▶ [Short problem]
Without changing a character, return the entries, but not the images they hold.

>> START Data

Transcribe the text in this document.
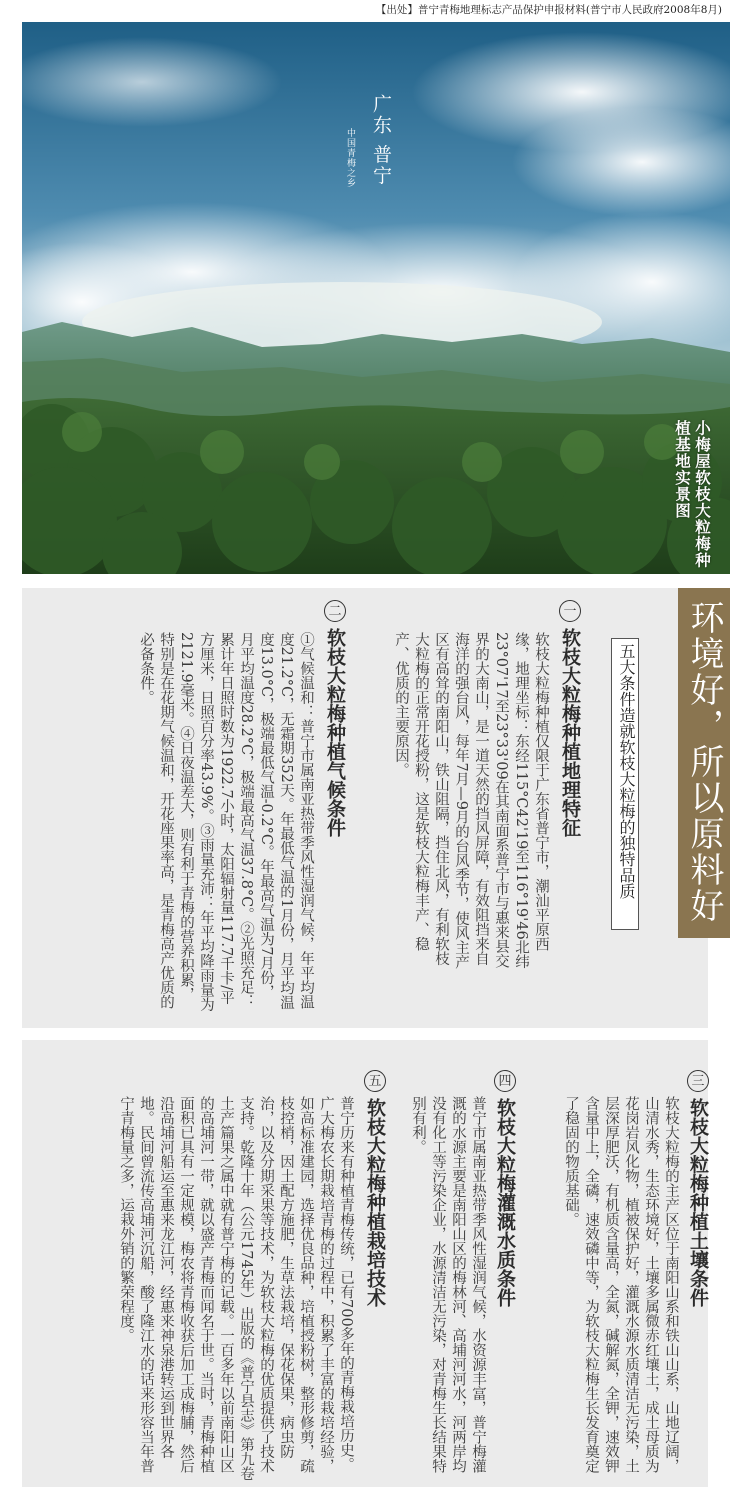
【出处】普宁青梅地理标志产品保护申报材料(普宁市人民政府2008年8月)
广东 普宁
中国青梅之乡
小梅屋软枝大粒梅种植基地实景图
环境好，所以原料好
五大条件造就软枝大粒梅的独特品质
一软枝大粒梅种植地理特征
软枝大粒梅种植仅限于广东省普宁市，潮汕平原西缘，地理坐标：东经115°C42'19至116°19'46北纬23°07'17至23°33'09在其南面系普宁市与惠来县交界的大南山，是一道天然的挡风屏障，有效阻挡来自海洋的强台风，每年7月—9月的台风季节，使风主产区有高耸的南阳山，铁山阻隔，挡住北风，有利软枝大粒梅的正常开花授粉，这是软枝大粒梅丰产、稳产、优质的主要原因。
二软枝大粒梅种植气候条件
①气候温和：普宁市属南亚热带季风性湿润气候，年平均温度21.2°C，无霜期352天。年最低气温的1月份，月平均温度13.0°C，极端最低气温-0.2°C。年最高气温为7月份，月平均温度28.2°C，极端最高气温37.8°C。②光照充足：累计年日照时数为1922.7小时，太阳辐射量117.7千卡/平方厘米，日照百分率43.9%。③雨量充沛：年平均降雨量为2121.9毫米。④日夜温差大，则有利于青梅的营养积累，特别是在花期气候温和，开花座果率高，是青梅高产优质的必备条件。
三软枝大粒梅种植土壤条件
软枝大粒梅的主产区位于南阳山系和铁山山系，山地辽阔，山清水秀，生态环境好，土壤多属微赤红壤土，成土母质为花岗岩风化物，植被保护好，灌溉水源水质清洁无污染，土层深厚肥沃，有机质含量高，全氮，碱解氮，全钾，速效钾含量中上，全磷，速效磷中等，为软枝大粒梅生长发育奠定了稳固的物质基础。
四软枝大粒梅灌溉水质条件
普宁市属南亚热带季风性湿润气候，水资源丰富，普宁梅灌溉的水源主要是南阳山区的梅林河、高埔河河水，河两岸均没有化工等污染企业，水源清洁无污染，对青梅生长结果特别有利。
五软枝大粒梅种植栽培技术
普宁历来有种植青梅传统，已有700多年的青梅栽培历史。广大梅农长期栽培青梅的过程中，积累了丰富的栽培经验，如高标准建园，选择优良品种，培植授粉树，整形修剪，疏枝控梢，因土配方施肥，生草法栽培，保花保果，病虫防治，以及分期采果等技术，为软枝大粒梅的优质提供了技术支持。乾隆十年（公元1745年）出版的《普宁县志》第九卷土产篇果之属中就有普宁梅的记载。一百多年以前南阳山区的高埔河一带，就以盛产青梅而闻名于世。当时，青梅种植面积已具有一定规模，梅农将青梅收获后加工成梅脯，然后沿高埔河船运至惠来龙江河，经惠来神泉港转运到世界各地。民间曾流传高埔河沉船，酸了隆江水的话来形容当年普宁青梅量之多，运栽外销的繁荣程度。
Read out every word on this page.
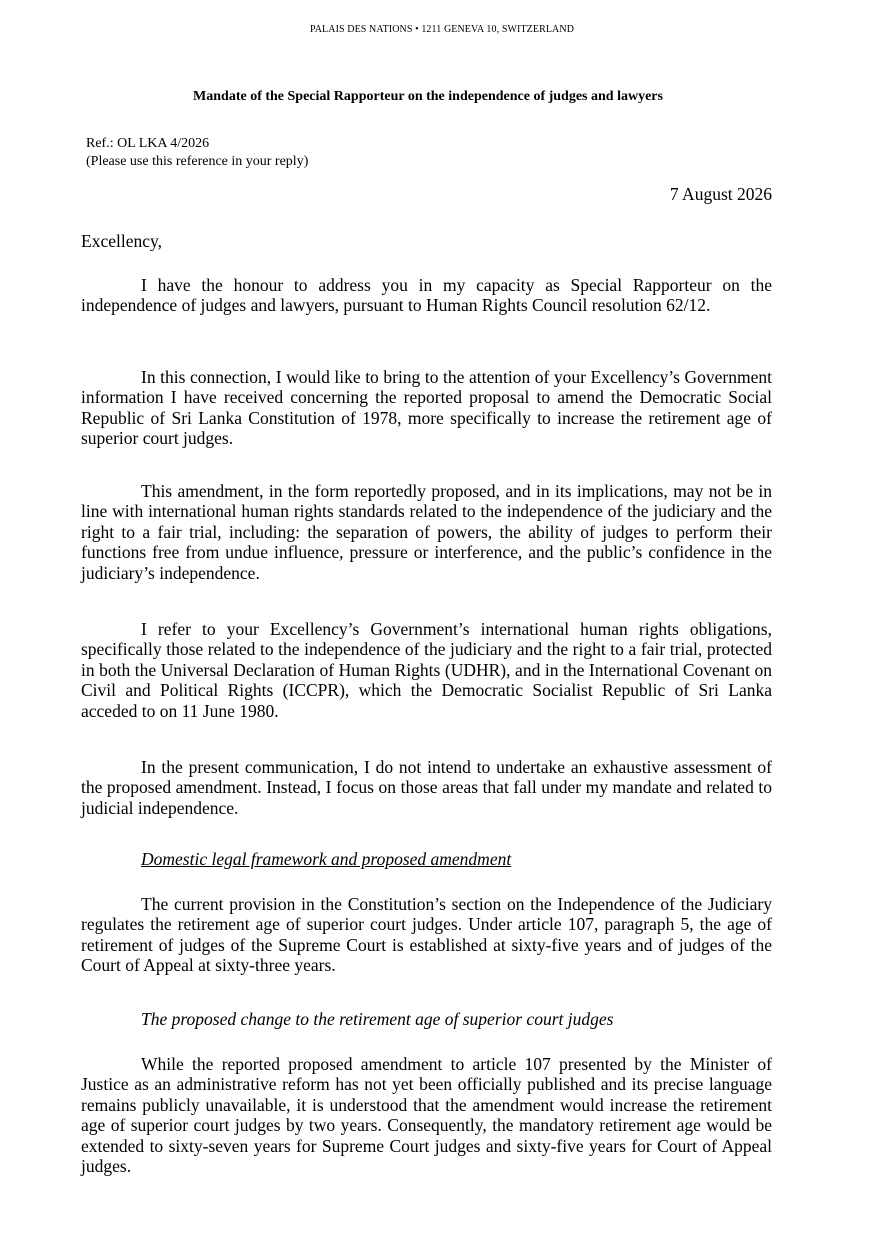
PALAIS DES NATIONS • 1211 GENEVA 10, SWITZERLAND
Mandate of the Special Rapporteur on the independence of judges and lawyers
Ref.: OL LKA 4/2026
(Please use this reference in your reply)
7 August 2026
Excellency,

I have the honour to address you in my capacity as Special Rapporteur on the independence of judges and lawyers, pursuant to Human Rights Council resolution 62/12.

In this connection, I would like to bring to the attention of your Excellency’s Government information I have received concerning the reported proposal to amend the Democratic Social Republic of Sri Lanka Constitution of 1978, more specifically to increase the retirement age of superior court judges.

This amendment, in the form reportedly proposed, and in its implications, may not be in line with international human rights standards related to the independence of the judiciary and the right to a fair trial, including: the separation of powers, the ability of judges to perform their functions free from undue influence, pressure or interference, and the public’s confidence in the judiciary’s independence.

I refer to your Excellency’s Government’s international human rights obligations, specifically those related to the independence of the judiciary and the right to a fair trial, protected in both the Universal Declaration of Human Rights (UDHR), and in the International Covenant on Civil and Political Rights (ICCPR), which the Democratic Socialist Republic of Sri Lanka acceded to on 11 June 1980.

In the present communication, I do not intend to undertake an exhaustive assessment of the proposed amendment. Instead, I focus on those areas that fall under my mandate and related to judicial independence.

Domestic legal framework and proposed amendment

The current provision in the Constitution’s section on the Independence of the Judiciary regulates the retirement age of superior court judges. Under article 107, paragraph 5, the age of retirement of judges of the Supreme Court is established at sixty-five years and of judges of the Court of Appeal at sixty-three years.

The proposed change to the retirement age of superior court judges

While the reported proposed amendment to article 107 presented by the Minister of Justice as an administrative reform has not yet been officially published and its precise language remains publicly unavailable, it is understood that the amendment would increase the retirement age of superior court judges by two years. Consequently, the mandatory retirement age would be extended to sixty-seven years for Supreme Court judges and sixty-five years for Court of Appeal judges.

>> END Data

▶ [Correct result]
Transcribe the text in this document.
【出处】普宁青梅地理标志产品保护申报材料(普宁市人民政府2008年8月)
广东 普宁
中国青梅之乡
小梅屋软枝大粒梅种植基地实景图
环境好，所以原料好
五大条件造就软枝大粒梅的独特品质
一软枝大粒梅种植地理特征
软枝大粒梅种植仅限于广东省普宁市，潮汕平原西缘，地理坐标：东经115°C42'19至116°19'46北纬23°07'17至23°33'09在其南面系普宁市与惠来县交界的大南山，是一道天然的挡风屏障，有效阻挡来自海洋的强台风，每年7月—9月的台风季节，使风主产区有高耸的南阳山，铁山阻隔，挡住北风，有利软枝大粒梅的正常开花授粉，这是软枝大粒梅丰产、稳产、优质的主要原因。
二软枝大粒梅种植气候条件
①气候温和：普宁市属南亚热带季风性湿润气候，年平均温度21.2°C，无霜期352天。年最低气温的1月份，月平均温度13.0°C，极端最低气温-0.2°C。年最高气温为7月份，月平均温度28.2°C，极端最高气温37.8°C。②光照充足：累计年日照时数为1922.7小时，太阳辐射量117.7千卡/平方厘米，日照百分率43.9%。③雨量充沛：年平均降雨量为2121.9毫米。④日夜温差大，则有利于青梅的营养积累，特别是在花期气候温和，开花座果率高，是青梅高产优质的必备条件。
三软枝大粒梅种植土壤条件
软枝大粒梅的主产区位于南阳山系和铁山山系，山地辽阔，山清水秀，生态环境好，土壤多属微赤红壤土，成土母质为花岗岩风化物，植被保护好，灌溉水源水质清洁无污染，土层深厚肥沃，有机质含量高，全氮，碱解氮，全钾，速效钾含量中上，全磷，速效磷中等，为软枝大粒梅生长发育奠定了稳固的物质基础。
四软枝大粒梅灌溉水质条件
普宁市属南亚热带季风性湿润气候，水资源丰富，普宁梅灌溉的水源主要是南阳山区的梅林河、高埔河河水，河两岸均没有化工等污染企业，水源清洁无污染，对青梅生长结果特别有利。
五软枝大粒梅种植栽培技术
普宁历来有种植青梅传统，已有700多年的青梅栽培历史。广大梅农长期栽培青梅的过程中，积累了丰富的栽培经验，如高标准建园，选择优良品种，培植授粉树，整形修剪，疏枝控梢，因土配方施肥，生草法栽培，保花保果，病虫防治，以及分期采果等技术，为软枝大粒梅的优质提供了技术支持。乾隆十年（公元1745年）出版的《普宁县志》第九卷土产篇果之属中就有普宁梅的记载。一百多年以前南阳山区的高埔河一带，就以盛产青梅而闻名于世。当时，青梅种植面积已具有一定规模，梅农将青梅收获后加工成梅脯，然后沿高埔河船运至惠来龙江河，经惠来神泉港转运到世界各地。民间曾流传高埔河沉船，酸了隆江水的话来形容当年普宁青梅量之多，运栽外销的繁荣程度。
Read out every word on this page.
PALAIS DES NATIONS • 1211 GENEVA 10, SWITZERLAND
Mandate of the Special Rapporteur on the independence of judges and lawyers
Ref.: OL LKA 4/2026
(Please use this reference in your reply)
7 August 2026
Excellency,

I have the honour to address you in my capacity as Special Rapporteur on the independence of judges and lawyers, pursuant to Human Rights Council resolution 62/12.

In this connection, I would like to bring to the attention of your Excellency’s Government information I have received concerning the reported proposal to amend the Democratic Social Republic of Sri Lanka Constitution of 1978, more specifically to increase the retirement age of superior court judges.

This amendment, in the form reportedly proposed, and in its implications, may not be in line with international human rights standards related to the independence of the judiciary and the right to a fair trial, including: the separation of powers, the ability of judges to perform their functions free from undue influence, pressure or interference, and the public’s confidence in the judiciary’s independence.

I refer to your Excellency’s Government’s international human rights obligations, specifically those related to the independence of the judiciary and the right to a fair trial, protected in both the Universal Declaration of Human Rights (UDHR), and in the International Covenant on Civil and Political Rights (ICCPR), which the Democratic Socialist Republic of Sri Lanka acceded to on 11 June 1980.

In the present communication, I do not intend to undertake an exhaustive assessment of the proposed amendment. Instead, I focus on those areas that fall under my mandate and related to judicial independence.

Domestic legal framework and proposed amendment

The current provision in the Constitution’s section on the Independence of the Judiciary regulates the retirement age of superior court judges. Under article 107, paragraph 5, the age of retirement of judges of the Supreme Court is established at sixty-five years and of judges of the Court of Appeal at sixty-three years.

The proposed change to the retirement age of superior court judges

While the reported proposed amendment to article 107 presented by the Minister of Justice as an administrative reform has not yet been officially published and its precise language remains publicly unavailable, it is understood that the amendment would increase the retirement age of superior court judges by two years. Consequently, the mandatory retirement age would be extended to sixty-seven years for Supreme Court judges and sixty-five years for Court of Appeal judges.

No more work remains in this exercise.